START SUPPLIED MATERIAL
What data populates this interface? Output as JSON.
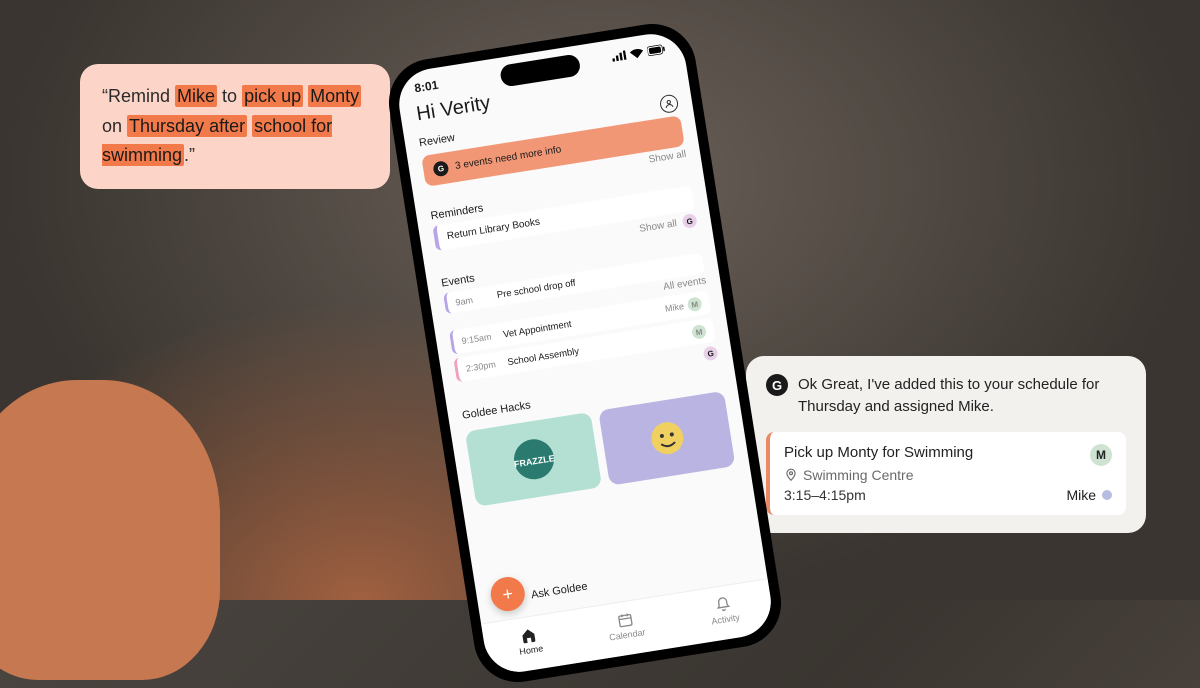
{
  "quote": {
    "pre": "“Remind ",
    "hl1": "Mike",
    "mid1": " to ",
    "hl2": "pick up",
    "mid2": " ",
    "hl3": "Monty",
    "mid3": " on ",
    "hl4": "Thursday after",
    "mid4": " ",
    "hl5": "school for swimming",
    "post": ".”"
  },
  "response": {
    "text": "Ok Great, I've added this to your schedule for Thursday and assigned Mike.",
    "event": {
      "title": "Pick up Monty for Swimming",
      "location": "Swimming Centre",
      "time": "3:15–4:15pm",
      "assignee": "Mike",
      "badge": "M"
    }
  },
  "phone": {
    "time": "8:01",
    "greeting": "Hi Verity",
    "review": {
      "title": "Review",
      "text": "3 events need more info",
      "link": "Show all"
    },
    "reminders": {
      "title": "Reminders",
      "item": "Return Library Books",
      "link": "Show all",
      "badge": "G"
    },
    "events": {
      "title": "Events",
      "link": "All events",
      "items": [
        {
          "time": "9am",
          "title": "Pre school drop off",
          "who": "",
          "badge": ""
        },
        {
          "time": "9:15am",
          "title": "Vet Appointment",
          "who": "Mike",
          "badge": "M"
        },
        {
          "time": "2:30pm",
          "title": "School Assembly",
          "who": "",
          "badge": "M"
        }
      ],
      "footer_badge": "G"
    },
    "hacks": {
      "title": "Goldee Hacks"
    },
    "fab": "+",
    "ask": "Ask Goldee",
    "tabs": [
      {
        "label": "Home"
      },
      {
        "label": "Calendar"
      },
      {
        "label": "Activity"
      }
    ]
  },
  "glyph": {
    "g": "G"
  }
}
END SUPPLIED MATERIAL
START SUPPLIED MATERIAL
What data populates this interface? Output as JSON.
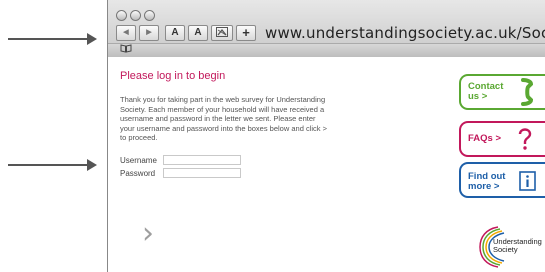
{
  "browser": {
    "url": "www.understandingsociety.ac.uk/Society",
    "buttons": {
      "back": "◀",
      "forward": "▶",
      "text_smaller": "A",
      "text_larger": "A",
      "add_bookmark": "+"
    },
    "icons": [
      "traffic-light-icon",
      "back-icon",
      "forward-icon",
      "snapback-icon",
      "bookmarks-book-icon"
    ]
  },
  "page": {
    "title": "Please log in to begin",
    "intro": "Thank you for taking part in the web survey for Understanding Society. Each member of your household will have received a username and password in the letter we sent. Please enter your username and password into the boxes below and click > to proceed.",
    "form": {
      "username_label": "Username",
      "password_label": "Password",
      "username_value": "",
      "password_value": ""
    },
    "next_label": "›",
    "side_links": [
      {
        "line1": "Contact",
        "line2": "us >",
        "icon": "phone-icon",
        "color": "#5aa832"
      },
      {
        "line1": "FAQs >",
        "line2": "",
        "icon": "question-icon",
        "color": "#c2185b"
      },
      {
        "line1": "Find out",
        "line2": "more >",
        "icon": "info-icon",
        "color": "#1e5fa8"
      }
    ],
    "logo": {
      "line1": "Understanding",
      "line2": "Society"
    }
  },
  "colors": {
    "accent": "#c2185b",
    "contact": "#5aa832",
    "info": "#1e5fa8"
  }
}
END SUPPLIED MATERIAL
Go through the entries above and copy every line containing "your".

    "text": "Ok Great, I've added this to your schedule for Thursday and assigned Mike.",
    "intro": "Thank you for taking part in the web survey for Understanding Society. Each member of your household will have received a username and password in the letter we sent. Please enter your username and password into the boxes below and click > to proceed.",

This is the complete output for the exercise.